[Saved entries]
————
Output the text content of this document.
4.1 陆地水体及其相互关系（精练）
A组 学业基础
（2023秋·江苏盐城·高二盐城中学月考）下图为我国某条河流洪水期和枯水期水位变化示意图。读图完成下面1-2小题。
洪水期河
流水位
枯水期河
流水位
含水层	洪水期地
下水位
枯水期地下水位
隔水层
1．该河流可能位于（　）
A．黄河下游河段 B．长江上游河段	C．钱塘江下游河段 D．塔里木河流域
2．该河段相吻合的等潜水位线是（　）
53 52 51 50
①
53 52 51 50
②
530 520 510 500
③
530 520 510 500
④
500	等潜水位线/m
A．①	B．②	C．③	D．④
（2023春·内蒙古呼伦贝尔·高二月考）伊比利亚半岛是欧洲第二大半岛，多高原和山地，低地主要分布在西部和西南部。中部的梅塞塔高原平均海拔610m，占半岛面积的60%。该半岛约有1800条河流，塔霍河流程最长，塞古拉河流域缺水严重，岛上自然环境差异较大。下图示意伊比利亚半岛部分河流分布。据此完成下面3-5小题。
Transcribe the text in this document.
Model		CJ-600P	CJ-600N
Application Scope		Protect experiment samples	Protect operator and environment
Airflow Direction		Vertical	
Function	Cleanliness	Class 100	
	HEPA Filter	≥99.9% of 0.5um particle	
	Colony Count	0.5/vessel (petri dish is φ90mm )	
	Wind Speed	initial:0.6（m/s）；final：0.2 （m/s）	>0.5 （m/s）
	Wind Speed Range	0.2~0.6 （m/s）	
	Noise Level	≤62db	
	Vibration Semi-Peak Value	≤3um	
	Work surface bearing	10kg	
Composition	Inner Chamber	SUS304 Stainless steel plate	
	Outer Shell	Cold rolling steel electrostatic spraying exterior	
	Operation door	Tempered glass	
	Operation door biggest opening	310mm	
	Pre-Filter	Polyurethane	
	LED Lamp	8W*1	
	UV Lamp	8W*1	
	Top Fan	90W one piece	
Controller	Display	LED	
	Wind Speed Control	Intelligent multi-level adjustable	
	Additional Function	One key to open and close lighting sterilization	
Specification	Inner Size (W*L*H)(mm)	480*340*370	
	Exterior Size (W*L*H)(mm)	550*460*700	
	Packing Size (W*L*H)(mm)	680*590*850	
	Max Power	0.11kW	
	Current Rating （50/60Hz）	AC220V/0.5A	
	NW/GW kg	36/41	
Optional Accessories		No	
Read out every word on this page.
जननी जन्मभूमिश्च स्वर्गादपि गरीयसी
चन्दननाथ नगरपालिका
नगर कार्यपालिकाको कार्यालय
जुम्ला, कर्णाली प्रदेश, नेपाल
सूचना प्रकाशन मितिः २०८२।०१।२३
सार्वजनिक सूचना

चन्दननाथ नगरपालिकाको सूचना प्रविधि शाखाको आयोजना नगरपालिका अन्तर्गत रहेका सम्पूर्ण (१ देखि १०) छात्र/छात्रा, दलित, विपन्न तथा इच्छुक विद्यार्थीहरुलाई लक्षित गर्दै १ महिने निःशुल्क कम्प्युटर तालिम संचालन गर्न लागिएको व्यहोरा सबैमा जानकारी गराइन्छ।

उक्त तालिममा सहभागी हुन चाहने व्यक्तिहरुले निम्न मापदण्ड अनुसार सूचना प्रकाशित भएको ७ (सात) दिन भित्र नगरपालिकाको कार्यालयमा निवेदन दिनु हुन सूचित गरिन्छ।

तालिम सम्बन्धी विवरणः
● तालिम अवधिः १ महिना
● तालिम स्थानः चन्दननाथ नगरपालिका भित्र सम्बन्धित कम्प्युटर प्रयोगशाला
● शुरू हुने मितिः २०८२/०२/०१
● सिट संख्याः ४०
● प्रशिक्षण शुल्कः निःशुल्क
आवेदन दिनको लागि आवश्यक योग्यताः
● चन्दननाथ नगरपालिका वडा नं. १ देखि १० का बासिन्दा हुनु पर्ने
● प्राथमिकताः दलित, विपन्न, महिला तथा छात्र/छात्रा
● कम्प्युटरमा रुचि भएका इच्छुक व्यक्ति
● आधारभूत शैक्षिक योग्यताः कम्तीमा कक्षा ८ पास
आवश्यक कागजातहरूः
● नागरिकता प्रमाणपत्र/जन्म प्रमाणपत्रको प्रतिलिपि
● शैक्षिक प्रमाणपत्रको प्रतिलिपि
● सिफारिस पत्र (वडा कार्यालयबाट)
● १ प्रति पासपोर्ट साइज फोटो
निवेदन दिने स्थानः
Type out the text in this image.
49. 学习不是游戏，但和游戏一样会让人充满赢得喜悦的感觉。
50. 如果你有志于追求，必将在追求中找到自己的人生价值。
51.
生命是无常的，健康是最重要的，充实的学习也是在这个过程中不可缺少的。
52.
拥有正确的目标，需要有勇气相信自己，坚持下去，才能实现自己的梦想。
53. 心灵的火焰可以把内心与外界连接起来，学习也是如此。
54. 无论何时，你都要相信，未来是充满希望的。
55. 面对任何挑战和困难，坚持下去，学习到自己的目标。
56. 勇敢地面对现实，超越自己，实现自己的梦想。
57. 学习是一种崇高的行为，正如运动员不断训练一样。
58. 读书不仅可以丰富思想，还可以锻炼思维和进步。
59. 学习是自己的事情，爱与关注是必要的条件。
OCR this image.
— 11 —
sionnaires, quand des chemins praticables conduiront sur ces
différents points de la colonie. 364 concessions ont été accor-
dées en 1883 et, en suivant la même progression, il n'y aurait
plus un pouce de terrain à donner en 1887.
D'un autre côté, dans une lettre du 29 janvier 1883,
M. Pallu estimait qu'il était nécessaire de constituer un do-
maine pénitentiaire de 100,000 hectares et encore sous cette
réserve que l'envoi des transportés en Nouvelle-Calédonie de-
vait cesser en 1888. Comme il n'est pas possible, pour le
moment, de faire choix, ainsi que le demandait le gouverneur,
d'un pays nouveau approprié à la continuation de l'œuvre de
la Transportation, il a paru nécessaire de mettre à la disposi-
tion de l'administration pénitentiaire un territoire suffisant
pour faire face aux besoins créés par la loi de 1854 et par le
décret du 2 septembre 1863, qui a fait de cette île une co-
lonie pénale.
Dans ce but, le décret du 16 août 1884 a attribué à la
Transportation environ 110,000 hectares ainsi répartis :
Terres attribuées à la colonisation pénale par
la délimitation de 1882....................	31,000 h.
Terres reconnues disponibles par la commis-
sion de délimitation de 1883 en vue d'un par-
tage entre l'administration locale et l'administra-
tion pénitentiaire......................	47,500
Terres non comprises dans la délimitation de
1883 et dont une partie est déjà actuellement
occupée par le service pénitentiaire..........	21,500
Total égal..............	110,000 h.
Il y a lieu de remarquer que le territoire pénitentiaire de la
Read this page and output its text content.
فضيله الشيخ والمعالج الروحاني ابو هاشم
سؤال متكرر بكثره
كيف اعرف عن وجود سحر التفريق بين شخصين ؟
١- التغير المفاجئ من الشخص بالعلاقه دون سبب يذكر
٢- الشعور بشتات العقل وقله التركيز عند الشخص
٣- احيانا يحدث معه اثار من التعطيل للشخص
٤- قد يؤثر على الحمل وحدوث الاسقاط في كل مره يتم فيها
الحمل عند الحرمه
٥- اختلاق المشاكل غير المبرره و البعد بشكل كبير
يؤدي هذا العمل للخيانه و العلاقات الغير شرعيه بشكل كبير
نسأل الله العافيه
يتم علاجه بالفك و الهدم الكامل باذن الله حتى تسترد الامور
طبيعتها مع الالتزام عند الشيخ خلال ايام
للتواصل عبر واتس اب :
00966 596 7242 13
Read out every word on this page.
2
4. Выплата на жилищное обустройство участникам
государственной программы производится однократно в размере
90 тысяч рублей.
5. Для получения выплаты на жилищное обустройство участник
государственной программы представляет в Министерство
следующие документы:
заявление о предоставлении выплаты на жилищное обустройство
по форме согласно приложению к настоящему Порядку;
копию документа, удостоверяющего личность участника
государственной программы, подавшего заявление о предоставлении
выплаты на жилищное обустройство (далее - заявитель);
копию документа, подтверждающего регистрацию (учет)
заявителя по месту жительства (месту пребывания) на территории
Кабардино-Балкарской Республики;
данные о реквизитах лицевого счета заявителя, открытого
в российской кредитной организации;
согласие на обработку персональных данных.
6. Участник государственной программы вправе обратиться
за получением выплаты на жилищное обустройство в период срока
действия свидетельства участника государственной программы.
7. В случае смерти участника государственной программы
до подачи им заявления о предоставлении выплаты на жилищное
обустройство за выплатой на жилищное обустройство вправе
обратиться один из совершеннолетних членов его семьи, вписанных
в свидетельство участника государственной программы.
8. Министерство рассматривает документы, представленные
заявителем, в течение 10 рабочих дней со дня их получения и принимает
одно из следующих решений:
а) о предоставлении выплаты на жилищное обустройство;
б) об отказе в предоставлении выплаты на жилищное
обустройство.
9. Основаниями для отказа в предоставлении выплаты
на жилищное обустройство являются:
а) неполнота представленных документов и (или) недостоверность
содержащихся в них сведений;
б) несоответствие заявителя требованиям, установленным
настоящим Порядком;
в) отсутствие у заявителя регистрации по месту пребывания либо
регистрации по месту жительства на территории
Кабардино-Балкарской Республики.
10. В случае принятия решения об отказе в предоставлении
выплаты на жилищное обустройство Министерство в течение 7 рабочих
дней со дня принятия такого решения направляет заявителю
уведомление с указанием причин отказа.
————
» Short task:
Reproduce each line from the records that contains the word "الله".

» Output:
نسأل الله العافيه
يتم علاجه بالفك و الهدم الكامل باذن الله حتى تسترد الامور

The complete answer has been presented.